(EXTRACTED RECORDS):

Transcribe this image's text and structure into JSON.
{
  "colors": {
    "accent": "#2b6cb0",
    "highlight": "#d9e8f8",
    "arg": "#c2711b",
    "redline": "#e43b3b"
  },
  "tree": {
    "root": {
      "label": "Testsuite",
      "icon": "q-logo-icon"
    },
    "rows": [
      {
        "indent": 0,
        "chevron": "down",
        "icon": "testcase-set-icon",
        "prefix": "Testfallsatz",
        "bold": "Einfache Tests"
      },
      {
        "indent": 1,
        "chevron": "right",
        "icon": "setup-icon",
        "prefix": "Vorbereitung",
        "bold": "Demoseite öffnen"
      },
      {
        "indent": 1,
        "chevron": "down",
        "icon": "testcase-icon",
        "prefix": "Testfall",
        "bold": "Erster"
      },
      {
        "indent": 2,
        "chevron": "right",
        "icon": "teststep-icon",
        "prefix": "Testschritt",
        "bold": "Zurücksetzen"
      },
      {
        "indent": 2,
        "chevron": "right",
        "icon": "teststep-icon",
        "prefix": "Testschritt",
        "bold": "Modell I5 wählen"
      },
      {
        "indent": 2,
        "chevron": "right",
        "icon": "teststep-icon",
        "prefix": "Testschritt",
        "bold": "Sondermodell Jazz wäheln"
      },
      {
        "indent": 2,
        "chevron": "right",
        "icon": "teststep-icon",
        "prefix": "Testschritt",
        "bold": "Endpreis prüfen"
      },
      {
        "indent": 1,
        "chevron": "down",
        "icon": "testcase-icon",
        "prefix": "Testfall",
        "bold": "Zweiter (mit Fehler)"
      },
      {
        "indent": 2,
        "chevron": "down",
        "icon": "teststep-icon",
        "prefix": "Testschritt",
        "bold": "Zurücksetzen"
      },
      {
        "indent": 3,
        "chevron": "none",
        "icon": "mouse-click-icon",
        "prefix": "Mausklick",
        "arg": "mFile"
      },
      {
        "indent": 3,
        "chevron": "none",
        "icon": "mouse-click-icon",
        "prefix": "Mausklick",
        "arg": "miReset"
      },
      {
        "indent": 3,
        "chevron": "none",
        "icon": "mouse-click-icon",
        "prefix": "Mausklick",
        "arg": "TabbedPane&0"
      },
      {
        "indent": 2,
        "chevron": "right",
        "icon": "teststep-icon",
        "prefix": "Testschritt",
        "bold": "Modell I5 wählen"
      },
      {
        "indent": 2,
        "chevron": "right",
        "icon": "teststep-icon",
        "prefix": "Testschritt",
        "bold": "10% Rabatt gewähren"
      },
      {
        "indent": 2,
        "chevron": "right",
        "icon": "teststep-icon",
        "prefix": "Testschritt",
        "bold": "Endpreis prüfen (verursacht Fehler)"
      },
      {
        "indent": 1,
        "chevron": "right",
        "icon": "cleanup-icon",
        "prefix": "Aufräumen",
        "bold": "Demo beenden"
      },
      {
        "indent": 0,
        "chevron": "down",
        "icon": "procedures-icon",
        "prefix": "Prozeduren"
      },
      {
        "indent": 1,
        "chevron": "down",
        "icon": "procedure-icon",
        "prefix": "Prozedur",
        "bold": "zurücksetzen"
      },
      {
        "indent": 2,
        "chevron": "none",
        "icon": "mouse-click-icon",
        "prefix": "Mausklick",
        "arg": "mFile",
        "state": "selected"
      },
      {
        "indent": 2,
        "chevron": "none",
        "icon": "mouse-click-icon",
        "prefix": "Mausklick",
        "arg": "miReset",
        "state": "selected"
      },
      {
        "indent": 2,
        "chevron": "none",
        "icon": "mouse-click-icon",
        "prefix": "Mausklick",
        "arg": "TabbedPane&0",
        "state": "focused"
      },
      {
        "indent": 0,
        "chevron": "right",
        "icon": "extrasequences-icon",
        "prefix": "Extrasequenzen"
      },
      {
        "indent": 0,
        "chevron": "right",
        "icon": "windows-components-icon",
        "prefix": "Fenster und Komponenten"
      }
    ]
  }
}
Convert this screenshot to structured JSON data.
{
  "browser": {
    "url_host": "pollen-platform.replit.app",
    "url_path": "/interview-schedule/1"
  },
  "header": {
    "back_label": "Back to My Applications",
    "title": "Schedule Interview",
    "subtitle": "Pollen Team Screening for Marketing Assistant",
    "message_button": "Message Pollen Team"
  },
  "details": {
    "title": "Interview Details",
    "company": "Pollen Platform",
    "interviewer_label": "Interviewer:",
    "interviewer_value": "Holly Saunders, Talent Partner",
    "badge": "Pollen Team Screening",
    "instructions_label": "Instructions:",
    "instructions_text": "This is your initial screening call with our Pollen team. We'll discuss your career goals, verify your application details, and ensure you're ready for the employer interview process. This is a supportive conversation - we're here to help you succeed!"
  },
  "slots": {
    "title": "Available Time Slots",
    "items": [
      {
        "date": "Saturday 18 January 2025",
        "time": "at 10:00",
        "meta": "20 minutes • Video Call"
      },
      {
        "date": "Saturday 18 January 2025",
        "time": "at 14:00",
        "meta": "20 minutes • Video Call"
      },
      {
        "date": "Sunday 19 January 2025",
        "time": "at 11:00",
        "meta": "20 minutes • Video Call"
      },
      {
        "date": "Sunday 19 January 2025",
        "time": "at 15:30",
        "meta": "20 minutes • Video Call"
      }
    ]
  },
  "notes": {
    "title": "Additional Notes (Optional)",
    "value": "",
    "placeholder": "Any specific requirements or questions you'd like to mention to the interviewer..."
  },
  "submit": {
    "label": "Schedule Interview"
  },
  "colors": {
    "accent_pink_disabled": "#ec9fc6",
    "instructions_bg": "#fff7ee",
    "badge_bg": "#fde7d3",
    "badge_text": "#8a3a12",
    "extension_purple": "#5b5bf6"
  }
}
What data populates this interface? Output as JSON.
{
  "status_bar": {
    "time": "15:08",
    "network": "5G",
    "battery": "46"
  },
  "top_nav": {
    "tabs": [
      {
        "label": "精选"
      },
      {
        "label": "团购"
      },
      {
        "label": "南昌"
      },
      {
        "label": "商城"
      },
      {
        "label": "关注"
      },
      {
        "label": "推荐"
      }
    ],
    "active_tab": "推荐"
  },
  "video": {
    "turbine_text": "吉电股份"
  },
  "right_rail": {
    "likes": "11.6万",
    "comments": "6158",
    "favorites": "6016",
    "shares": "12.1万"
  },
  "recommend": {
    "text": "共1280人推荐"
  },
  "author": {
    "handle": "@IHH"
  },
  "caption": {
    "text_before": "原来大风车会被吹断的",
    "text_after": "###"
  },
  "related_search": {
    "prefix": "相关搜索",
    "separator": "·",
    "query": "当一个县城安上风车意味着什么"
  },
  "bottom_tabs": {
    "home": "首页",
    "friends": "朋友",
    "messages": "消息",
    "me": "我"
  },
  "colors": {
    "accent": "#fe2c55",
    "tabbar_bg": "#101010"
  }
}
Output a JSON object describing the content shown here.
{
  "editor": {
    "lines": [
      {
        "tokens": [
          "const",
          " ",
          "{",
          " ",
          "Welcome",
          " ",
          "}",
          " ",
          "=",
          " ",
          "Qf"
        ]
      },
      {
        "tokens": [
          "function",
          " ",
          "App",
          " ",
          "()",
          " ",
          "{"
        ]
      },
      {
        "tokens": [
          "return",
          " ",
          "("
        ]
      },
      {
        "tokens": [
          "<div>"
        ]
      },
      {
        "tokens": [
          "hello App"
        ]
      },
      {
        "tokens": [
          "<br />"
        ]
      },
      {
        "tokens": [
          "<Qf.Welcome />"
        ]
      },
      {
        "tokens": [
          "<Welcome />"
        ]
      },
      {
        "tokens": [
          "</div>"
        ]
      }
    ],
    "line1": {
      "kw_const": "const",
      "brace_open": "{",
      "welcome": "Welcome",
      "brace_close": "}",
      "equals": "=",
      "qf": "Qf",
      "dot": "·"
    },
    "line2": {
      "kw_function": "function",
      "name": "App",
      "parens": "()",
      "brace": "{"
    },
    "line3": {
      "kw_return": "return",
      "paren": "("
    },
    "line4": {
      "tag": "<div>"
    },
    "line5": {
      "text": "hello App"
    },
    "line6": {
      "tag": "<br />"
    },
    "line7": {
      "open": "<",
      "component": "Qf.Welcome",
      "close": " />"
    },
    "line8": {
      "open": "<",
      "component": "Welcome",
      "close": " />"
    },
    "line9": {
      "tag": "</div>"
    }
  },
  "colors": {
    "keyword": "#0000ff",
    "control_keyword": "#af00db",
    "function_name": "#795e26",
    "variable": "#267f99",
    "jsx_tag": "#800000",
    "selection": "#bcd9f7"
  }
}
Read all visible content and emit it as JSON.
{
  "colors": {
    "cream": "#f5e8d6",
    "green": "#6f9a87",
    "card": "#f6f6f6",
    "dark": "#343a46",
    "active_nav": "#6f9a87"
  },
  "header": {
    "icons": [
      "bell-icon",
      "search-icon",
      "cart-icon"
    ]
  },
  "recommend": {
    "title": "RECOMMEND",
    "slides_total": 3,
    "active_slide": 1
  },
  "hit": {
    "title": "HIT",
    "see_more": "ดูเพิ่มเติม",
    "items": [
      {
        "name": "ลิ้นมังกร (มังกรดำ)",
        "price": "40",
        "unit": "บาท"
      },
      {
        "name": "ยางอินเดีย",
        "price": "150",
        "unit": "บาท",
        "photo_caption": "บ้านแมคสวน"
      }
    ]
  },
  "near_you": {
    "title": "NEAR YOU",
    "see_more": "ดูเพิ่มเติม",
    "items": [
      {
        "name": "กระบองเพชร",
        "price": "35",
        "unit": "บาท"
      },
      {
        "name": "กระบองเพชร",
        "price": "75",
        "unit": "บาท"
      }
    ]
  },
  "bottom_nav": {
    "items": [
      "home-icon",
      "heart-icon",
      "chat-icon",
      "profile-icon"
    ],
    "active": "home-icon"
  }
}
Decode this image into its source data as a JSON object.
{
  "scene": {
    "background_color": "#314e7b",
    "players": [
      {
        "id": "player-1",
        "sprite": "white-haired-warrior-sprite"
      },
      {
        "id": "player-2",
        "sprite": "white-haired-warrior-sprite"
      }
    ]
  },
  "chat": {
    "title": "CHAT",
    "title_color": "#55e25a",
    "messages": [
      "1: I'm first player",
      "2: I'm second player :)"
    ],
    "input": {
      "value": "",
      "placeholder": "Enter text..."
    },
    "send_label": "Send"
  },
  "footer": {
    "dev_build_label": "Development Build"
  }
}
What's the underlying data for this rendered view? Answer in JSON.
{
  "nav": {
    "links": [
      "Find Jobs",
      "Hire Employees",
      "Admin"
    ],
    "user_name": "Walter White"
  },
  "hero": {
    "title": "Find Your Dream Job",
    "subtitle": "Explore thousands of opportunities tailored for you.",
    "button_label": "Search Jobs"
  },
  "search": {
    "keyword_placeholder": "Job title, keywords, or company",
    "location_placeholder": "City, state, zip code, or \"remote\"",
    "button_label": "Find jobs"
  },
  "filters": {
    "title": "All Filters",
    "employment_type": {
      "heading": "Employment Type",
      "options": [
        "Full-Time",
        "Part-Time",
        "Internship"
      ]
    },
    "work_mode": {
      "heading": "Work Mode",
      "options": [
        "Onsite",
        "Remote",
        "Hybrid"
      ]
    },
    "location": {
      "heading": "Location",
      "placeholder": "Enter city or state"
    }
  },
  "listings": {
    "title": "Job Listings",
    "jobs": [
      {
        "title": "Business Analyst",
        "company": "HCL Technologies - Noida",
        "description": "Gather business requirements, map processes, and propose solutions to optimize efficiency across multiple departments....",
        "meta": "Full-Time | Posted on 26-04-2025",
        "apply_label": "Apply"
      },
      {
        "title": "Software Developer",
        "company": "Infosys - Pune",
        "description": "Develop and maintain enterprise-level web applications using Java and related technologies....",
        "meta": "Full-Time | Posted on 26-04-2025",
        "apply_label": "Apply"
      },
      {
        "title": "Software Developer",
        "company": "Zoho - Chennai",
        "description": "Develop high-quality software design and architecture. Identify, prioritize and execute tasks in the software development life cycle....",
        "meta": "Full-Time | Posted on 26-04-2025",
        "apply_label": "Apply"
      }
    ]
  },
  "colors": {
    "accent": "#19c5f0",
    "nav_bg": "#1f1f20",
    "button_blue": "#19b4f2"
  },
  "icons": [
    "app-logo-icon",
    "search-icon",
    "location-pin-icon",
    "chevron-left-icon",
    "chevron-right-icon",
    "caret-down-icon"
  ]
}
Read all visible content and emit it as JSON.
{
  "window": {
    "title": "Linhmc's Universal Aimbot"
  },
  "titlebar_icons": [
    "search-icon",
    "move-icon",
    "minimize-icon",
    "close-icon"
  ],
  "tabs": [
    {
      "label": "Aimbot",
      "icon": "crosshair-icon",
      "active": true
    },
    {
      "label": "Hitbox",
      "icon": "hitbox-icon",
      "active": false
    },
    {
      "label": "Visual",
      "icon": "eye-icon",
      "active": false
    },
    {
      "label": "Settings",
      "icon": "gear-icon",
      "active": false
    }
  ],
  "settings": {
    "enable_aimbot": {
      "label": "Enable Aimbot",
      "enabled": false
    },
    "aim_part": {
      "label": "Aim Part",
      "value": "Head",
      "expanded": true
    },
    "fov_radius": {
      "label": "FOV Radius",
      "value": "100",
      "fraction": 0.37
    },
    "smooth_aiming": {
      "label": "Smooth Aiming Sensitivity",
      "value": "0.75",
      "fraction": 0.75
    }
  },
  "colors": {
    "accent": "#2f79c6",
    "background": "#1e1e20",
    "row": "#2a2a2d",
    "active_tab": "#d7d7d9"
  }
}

(CHALLENGE): From the data above, pick out each line containing "company" and copy it.

(ANSWER FOR THE TASK):
    "company": "Pollen Platform",
    "keyword_placeholder": "Job title, keywords, or company",
        "company": "HCL Technologies - Noida",
        "company": "Infosys - Pune",
        "company": "Zoho - Chennai",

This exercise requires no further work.